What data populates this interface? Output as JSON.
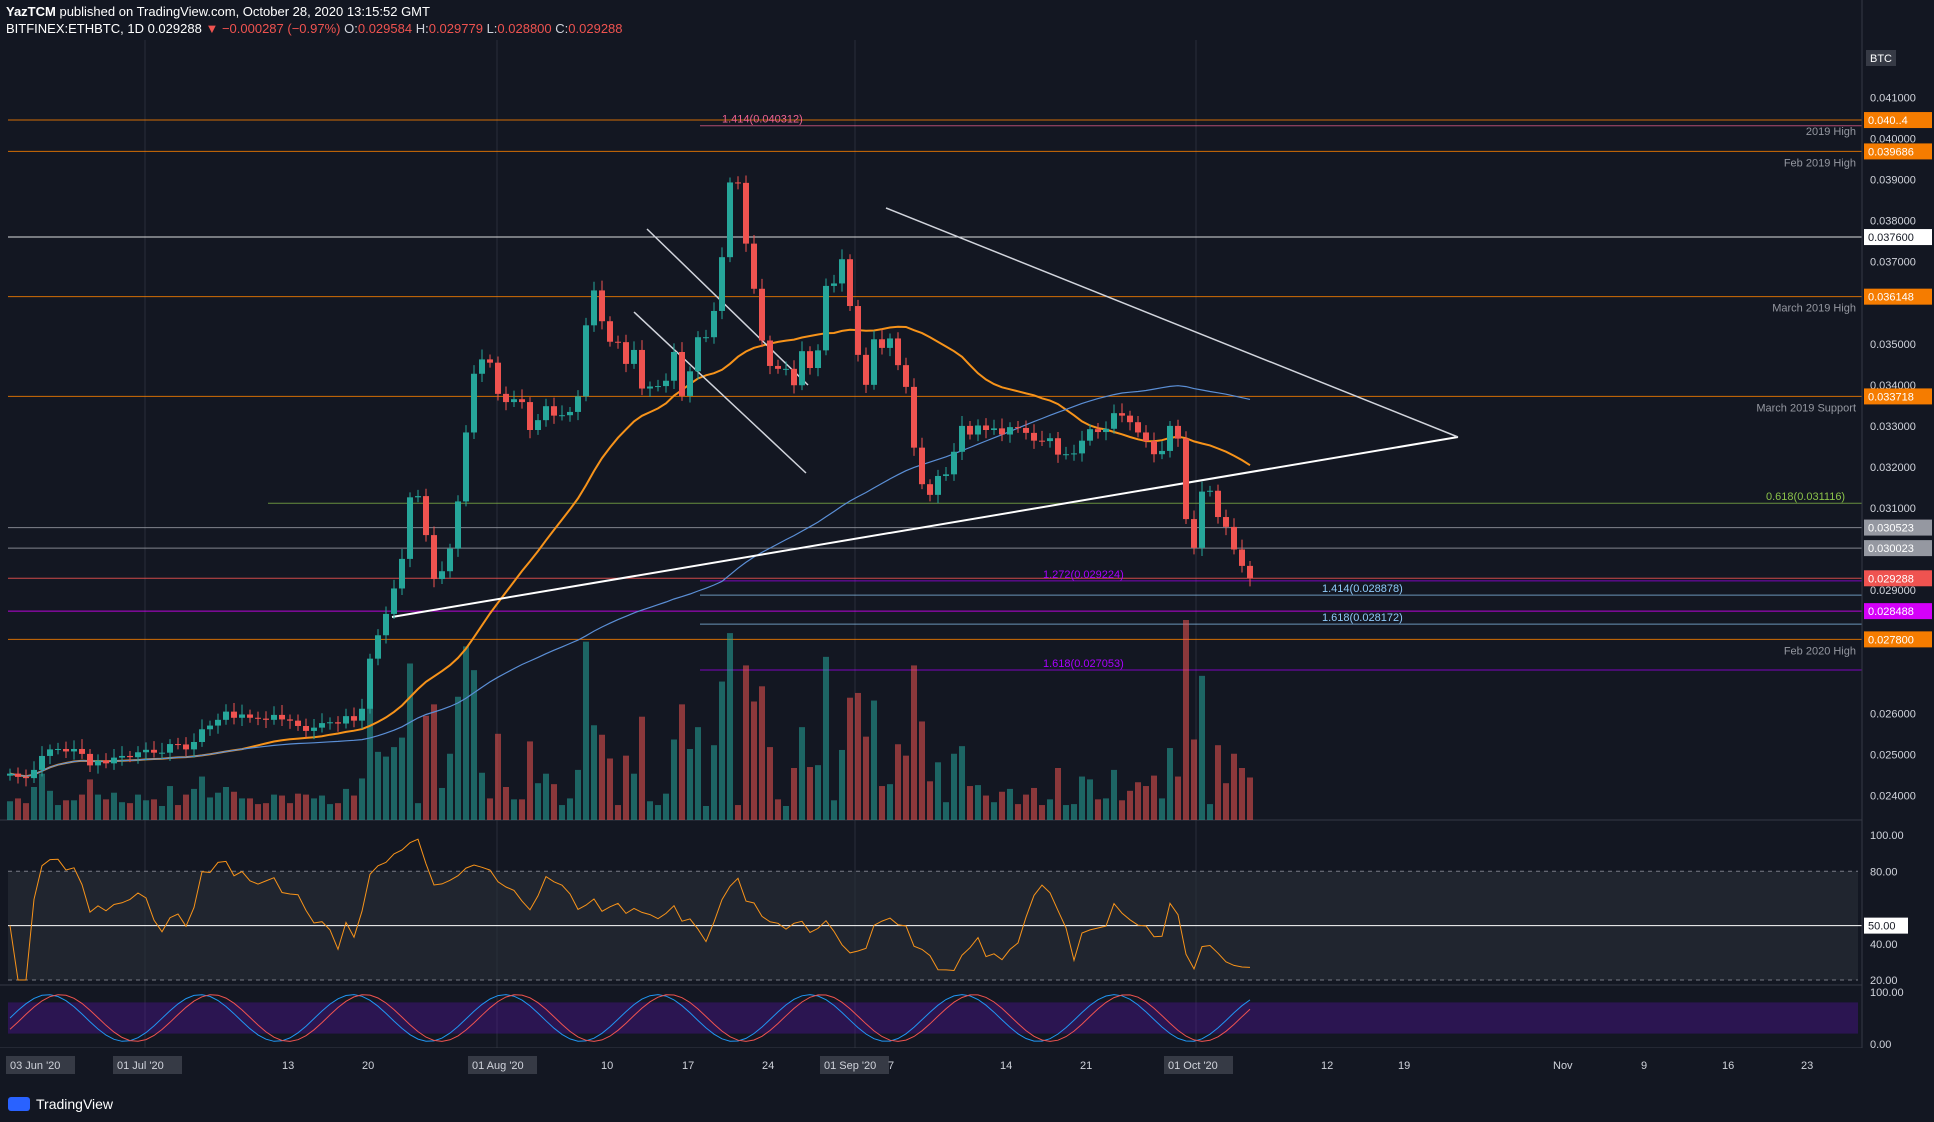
{
  "header": {
    "author": "YazTCM",
    "published": "published on TradingView.com, October 28, 2020 13:15:52 GMT",
    "symbol": "BITFINEX:ETHBTC, 1D",
    "last": "0.029288",
    "change": "−0.000287 (−0.97%)",
    "open_label": "O:",
    "open": "0.029584",
    "high_label": "H:",
    "high": "0.029779",
    "low_label": "L:",
    "low": "0.028800",
    "close_label": "C:",
    "close": "0.029288"
  },
  "brand": "TradingView",
  "currency_badge": "BTC",
  "colors": {
    "bg": "#131722",
    "up": "#26a69a",
    "down": "#ef5350",
    "orange": "#f57c00",
    "magenta": "#d500f9",
    "purple": "#aa00ff",
    "ma_fast": "#f7931a",
    "ma_slow": "#5b8fd6",
    "grid": "#2a2e39"
  },
  "chart_data": [
    {
      "type": "candlestick",
      "title": "BITFINEX:ETHBTC, 1D",
      "yaxis_ticks": [
        "0.041000",
        "0.040000",
        "0.039000",
        "0.038000",
        "0.037000",
        "0.035000",
        "0.034000",
        "0.033000",
        "0.032000",
        "0.031000",
        "0.029000",
        "0.026000",
        "0.025000",
        "0.024000"
      ],
      "ylim": [
        0.0234,
        0.0424
      ],
      "xaxis_ticks": [
        "03 Jun '20",
        "01 Jul '20",
        "13",
        "20",
        "01 Aug '20",
        "10",
        "17",
        "24",
        "01 Sep '20",
        "7",
        "14",
        "21",
        "01 Oct '20",
        "12",
        "19",
        "Nov",
        "9",
        "16",
        "23"
      ],
      "price_labels": [
        {
          "text": "2019 High",
          "value": 0.04045,
          "price": "0.040..4",
          "color": "#f57c00"
        },
        {
          "text": "Feb 2019 High",
          "value": 0.039686,
          "price": "0.039686",
          "color": "#f57c00"
        },
        {
          "text": "",
          "value": 0.0376,
          "price": "0.037600",
          "color": "#ffffff"
        },
        {
          "text": "March 2019 High",
          "value": 0.036148,
          "price": "0.036148",
          "color": "#f57c00"
        },
        {
          "text": "March 2019 Support",
          "value": 0.033718,
          "price": "0.033718",
          "color": "#f57c00"
        },
        {
          "text": "",
          "value": 0.030523,
          "price": "0.030523",
          "color": "#9598a1"
        },
        {
          "text": "",
          "value": 0.030023,
          "price": "0.030023",
          "color": "#9598a1"
        },
        {
          "text": "",
          "value": 0.029288,
          "price": "0.029288",
          "color": "#ef5350"
        },
        {
          "text": "",
          "value": 0.028488,
          "price": "0.028488",
          "color": "#d500f9"
        },
        {
          "text": "Feb 2020 High",
          "value": 0.0278,
          "price": "0.027800",
          "color": "#f57c00"
        }
      ],
      "fib_labels": [
        {
          "text": "1.414(0.040312)",
          "value": 0.040312,
          "color": "#f06292"
        },
        {
          "text": "0.618(0.031116)",
          "value": 0.031116,
          "color": "#8bc34a"
        },
        {
          "text": "1.272(0.029224)",
          "value": 0.029224,
          "color": "#aa00ff"
        },
        {
          "text": "1.414(0.028878)",
          "value": 0.028878,
          "color": "#90caf9"
        },
        {
          "text": "1.618(0.028172)",
          "value": 0.028172,
          "color": "#90caf9"
        },
        {
          "text": "1.618(0.027053)",
          "value": 0.027053,
          "color": "#aa00ff"
        }
      ],
      "closes": [
        0.02453,
        0.02445,
        0.02442,
        0.02462,
        0.02496,
        0.02512,
        0.02513,
        0.02507,
        0.02513,
        0.02501,
        0.02473,
        0.02485,
        0.02478,
        0.02492,
        0.02496,
        0.02493,
        0.02505,
        0.02511,
        0.02504,
        0.02504,
        0.02525,
        0.02524,
        0.02512,
        0.0253,
        0.02561,
        0.0257,
        0.02584,
        0.02604,
        0.02589,
        0.02597,
        0.02589,
        0.02587,
        0.02584,
        0.02596,
        0.02585,
        0.02582,
        0.02569,
        0.02557,
        0.02565,
        0.02576,
        0.02578,
        0.02575,
        0.02593,
        0.02582,
        0.02611,
        0.02733,
        0.0279,
        0.02842,
        0.02904,
        0.02976,
        0.03126,
        0.03129,
        0.03034,
        0.02927,
        0.02946,
        0.03001,
        0.03116,
        0.03284,
        0.03427,
        0.03462,
        0.03454,
        0.03378,
        0.03358,
        0.03365,
        0.03358,
        0.0329,
        0.03314,
        0.03348,
        0.03325,
        0.03326,
        0.03334,
        0.03372,
        0.03545,
        0.0363,
        0.03555,
        0.03505,
        0.03504,
        0.03451,
        0.03485,
        0.03391,
        0.03396,
        0.03397,
        0.0341,
        0.0348,
        0.03373,
        0.03433,
        0.03516,
        0.03516,
        0.0358,
        0.03711,
        0.03893,
        0.03892,
        0.03744,
        0.03634,
        0.03508,
        0.03446,
        0.03439,
        0.03439,
        0.03399,
        0.03482,
        0.03441,
        0.03484,
        0.03641,
        0.03647,
        0.03706,
        0.03592,
        0.03473,
        0.034,
        0.03511,
        0.0349,
        0.03513,
        0.03448,
        0.03395,
        0.03247,
        0.03158,
        0.03132,
        0.03178,
        0.03182,
        0.03237,
        0.033,
        0.03279,
        0.03301,
        0.0329,
        0.03294,
        0.03279,
        0.03297,
        0.03295,
        0.03283,
        0.03264,
        0.03263,
        0.0327,
        0.0323,
        0.03231,
        0.03233,
        0.03264,
        0.03292,
        0.03285,
        0.03293,
        0.03331,
        0.03325,
        0.03309,
        0.03284,
        0.03263,
        0.03231,
        0.03239,
        0.033,
        0.03269,
        0.03073,
        0.03003,
        0.0314,
        0.03142,
        0.03078,
        0.03054,
        0.02999,
        0.02959,
        0.02929
      ],
      "annotations": []
    },
    {
      "type": "line",
      "title": "RSI",
      "yaxis_ticks": [
        "100.00",
        "80.00",
        "50.00",
        "40.00",
        "20.00"
      ],
      "ylim": [
        20,
        100
      ],
      "last_value_label": "50.00"
    },
    {
      "type": "line",
      "title": "Stochastic RSI",
      "yaxis_ticks": [
        "100.00",
        "0.00"
      ],
      "ylim": [
        0,
        100
      ]
    }
  ]
}
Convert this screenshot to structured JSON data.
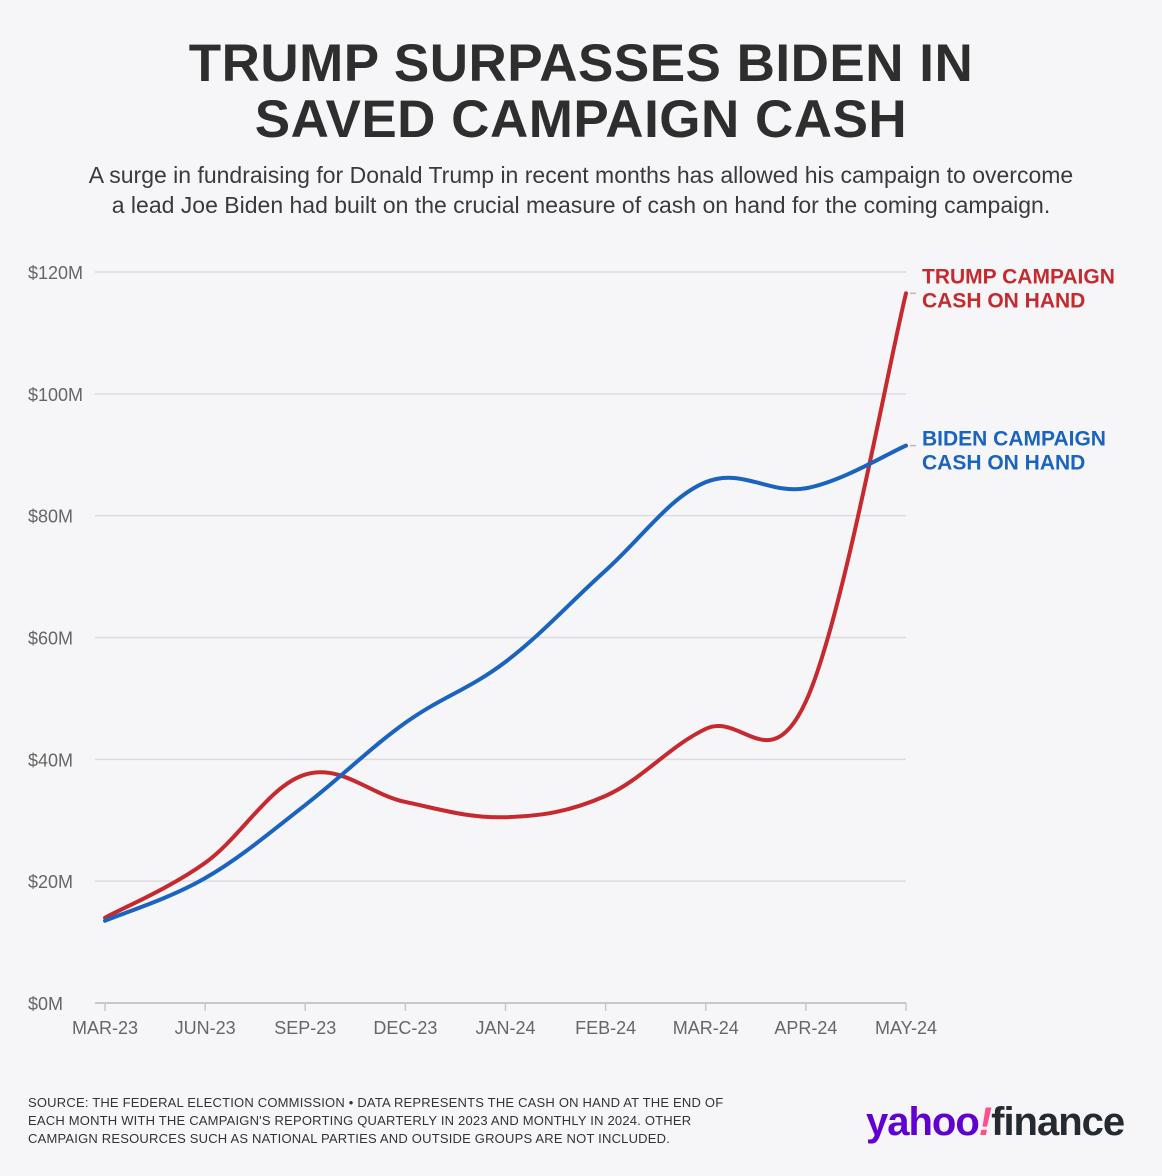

### GIVEN TASK
Print the complete listing exactly as it stands, without its pictures.

### RESPONSE TO THE TASK
What data populates this interface? Output as JSON.
{
  "header": {
    "author": "YazTCM",
    "published": "published on TradingView.com, October 28, 2020 13:15:52 GMT",
    "symbol": "BITFINEX:ETHBTC, 1D",
    "last": "0.029288",
    "change": "−0.000287 (−0.97%)",
    "open_label": "O:",
    "open": "0.029584",
    "high_label": "H:",
    "high": "0.029779",
    "low_label": "L:",
    "low": "0.028800",
    "close_label": "C:",
    "close": "0.029288"
  },
  "brand": "TradingView",
  "currency_badge": "BTC",
  "colors": {
    "bg": "#131722",
    "up": "#26a69a",
    "down": "#ef5350",
    "orange": "#f57c00",
    "magenta": "#d500f9",
    "purple": "#aa00ff",
    "ma_fast": "#f7931a",
    "ma_slow": "#5b8fd6",
    "grid": "#2a2e39"
  },
  "chart_data": [
    {
      "type": "candlestick",
      "title": "BITFINEX:ETHBTC, 1D",
      "yaxis_ticks": [
        "0.041000",
        "0.040000",
        "0.039000",
        "0.038000",
        "0.037000",
        "0.035000",
        "0.034000",
        "0.033000",
        "0.032000",
        "0.031000",
        "0.029000",
        "0.026000",
        "0.025000",
        "0.024000"
      ],
      "ylim": [
        0.0234,
        0.0424
      ],
      "xaxis_ticks": [
        "03 Jun '20",
        "01 Jul '20",
        "13",
        "20",
        "01 Aug '20",
        "10",
        "17",
        "24",
        "01 Sep '20",
        "7",
        "14",
        "21",
        "01 Oct '20",
        "12",
        "19",
        "Nov",
        "9",
        "16",
        "23"
      ],
      "price_labels": [
        {
          "text": "2019 High",
          "value": 0.04045,
          "price": "0.040..4",
          "color": "#f57c00"
        },
        {
          "text": "Feb 2019 High",
          "value": 0.039686,
          "price": "0.039686",
          "color": "#f57c00"
        },
        {
          "text": "",
          "value": 0.0376,
          "price": "0.037600",
          "color": "#ffffff"
        },
        {
          "text": "March 2019 High",
          "value": 0.036148,
          "price": "0.036148",
          "color": "#f57c00"
        },
        {
          "text": "March 2019 Support",
          "value": 0.033718,
          "price": "0.033718",
          "color": "#f57c00"
        },
        {
          "text": "",
          "value": 0.030523,
          "price": "0.030523",
          "color": "#9598a1"
        },
        {
          "text": "",
          "value": 0.030023,
          "price": "0.030023",
          "color": "#9598a1"
        },
        {
          "text": "",
          "value": 0.029288,
          "price": "0.029288",
          "color": "#ef5350"
        },
        {
          "text": "",
          "value": 0.028488,
          "price": "0.028488",
          "color": "#d500f9"
        },
        {
          "text": "Feb 2020 High",
          "value": 0.0278,
          "price": "0.027800",
          "color": "#f57c00"
        }
      ],
      "fib_labels": [
        {
          "text": "1.414(0.040312)",
          "value": 0.040312,
          "color": "#f06292"
        },
        {
          "text": "0.618(0.031116)",
          "value": 0.031116,
          "color": "#8bc34a"
        },
        {
          "text": "1.272(0.029224)",
          "value": 0.029224,
          "color": "#aa00ff"
        },
        {
          "text": "1.414(0.028878)",
          "value": 0.028878,
          "color": "#90caf9"
        },
        {
          "text": "1.618(0.028172)",
          "value": 0.028172,
          "color": "#90caf9"
        },
        {
          "text": "1.618(0.027053)",
          "value": 0.027053,
          "color": "#aa00ff"
        }
      ],
      "closes": [
        0.02453,
        0.02445,
        0.02442,
        0.02462,
        0.02496,
        0.02512,
        0.02513,
        0.02507,
        0.02513,
        0.02501,
        0.02473,
        0.02485,
        0.02478,
        0.02492,
        0.02496,
        0.02493,
        0.02505,
        0.02511,
        0.02504,
        0.02504,
        0.02525,
        0.02524,
        0.02512,
        0.0253,
        0.02561,
        0.0257,
        0.02584,
        0.02604,
        0.02589,
        0.02597,
        0.02589,
        0.02587,
        0.02584,
        0.02596,
        0.02585,
        0.02582,
        0.02569,
        0.02557,
        0.02565,
        0.02576,
        0.02578,
        0.02575,
        0.02593,
        0.02582,
        0.02611,
        0.02733,
        0.0279,
        0.02842,
        0.02904,
        0.02976,
        0.03126,
        0.03129,
        0.03034,
        0.02927,
        0.02946,
        0.03001,
        0.03116,
        0.03284,
        0.03427,
        0.03462,
        0.03454,
        0.03378,
        0.03358,
        0.03365,
        0.03358,
        0.0329,
        0.03314,
        0.03348,
        0.03325,
        0.03326,
        0.03334,
        0.03372,
        0.03545,
        0.0363,
        0.03555,
        0.03505,
        0.03504,
        0.03451,
        0.03485,
        0.03391,
        0.03396,
        0.03397,
        0.0341,
        0.0348,
        0.03373,
        0.03433,
        0.03516,
        0.03516,
        0.0358,
        0.03711,
        0.03893,
        0.03892,
        0.03744,
        0.03634,
        0.03508,
        0.03446,
        0.03439,
        0.03439,
        0.03399,
        0.03482,
        0.03441,
        0.03484,
        0.03641,
        0.03647,
        0.03706,
        0.03592,
        0.03473,
        0.034,
        0.03511,
        0.0349,
        0.03513,
        0.03448,
        0.03395,
        0.03247,
        0.03158,
        0.03132,
        0.03178,
        0.03182,
        0.03237,
        0.033,
        0.03279,
        0.03301,
        0.0329,
        0.03294,
        0.03279,
        0.03297,
        0.03295,
        0.03283,
        0.03264,
        0.03263,
        0.0327,
        0.0323,
        0.03231,
        0.03233,
        0.03264,
        0.03292,
        0.03285,
        0.03293,
        0.03331,
        0.03325,
        0.03309,
        0.03284,
        0.03263,
        0.03231,
        0.03239,
        0.033,
        0.03269,
        0.03073,
        0.03003,
        0.0314,
        0.03142,
        0.03078,
        0.03054,
        0.02999,
        0.02959,
        0.02929
      ],
      "annotations": []
    },
    {
      "type": "line",
      "title": "RSI",
      "yaxis_ticks": [
        "100.00",
        "80.00",
        "50.00",
        "40.00",
        "20.00"
      ],
      "ylim": [
        20,
        100
      ],
      "last_value_label": "50.00"
    },
    {
      "type": "line",
      "title": "Stochastic RSI",
      "yaxis_ticks": [
        "100.00",
        "0.00"
      ],
      "ylim": [
        0,
        100
      ]
    }
  ]
}
Convert this screenshot to structured JSON data.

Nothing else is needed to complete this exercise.